(Saved data entries)
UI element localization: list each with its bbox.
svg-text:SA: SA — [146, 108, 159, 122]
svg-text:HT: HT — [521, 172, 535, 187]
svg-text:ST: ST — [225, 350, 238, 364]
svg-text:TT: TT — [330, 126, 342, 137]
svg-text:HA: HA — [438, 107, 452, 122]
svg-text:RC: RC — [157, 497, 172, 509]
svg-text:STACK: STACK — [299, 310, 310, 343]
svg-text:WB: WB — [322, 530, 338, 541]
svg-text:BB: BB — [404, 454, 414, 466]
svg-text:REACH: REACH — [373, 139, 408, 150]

> **Your task**
Copy the listing above line for line, with no changes.

> **The output**
UI element localization: list each with its bbox.
svg-text:SA: SA — [146, 108, 159, 122]
svg-text:HT: HT — [521, 172, 535, 187]
svg-text:ST: ST — [225, 350, 238, 364]
svg-text:TT: TT — [330, 126, 342, 137]
svg-text:HA: HA — [438, 107, 452, 122]
svg-text:RC: RC — [157, 497, 172, 509]
svg-text:STACK: STACK — [299, 310, 310, 343]
svg-text:WB: WB — [322, 530, 338, 541]
svg-text:BB: BB — [404, 454, 414, 466]
svg-text:REACH: REACH — [373, 139, 408, 150]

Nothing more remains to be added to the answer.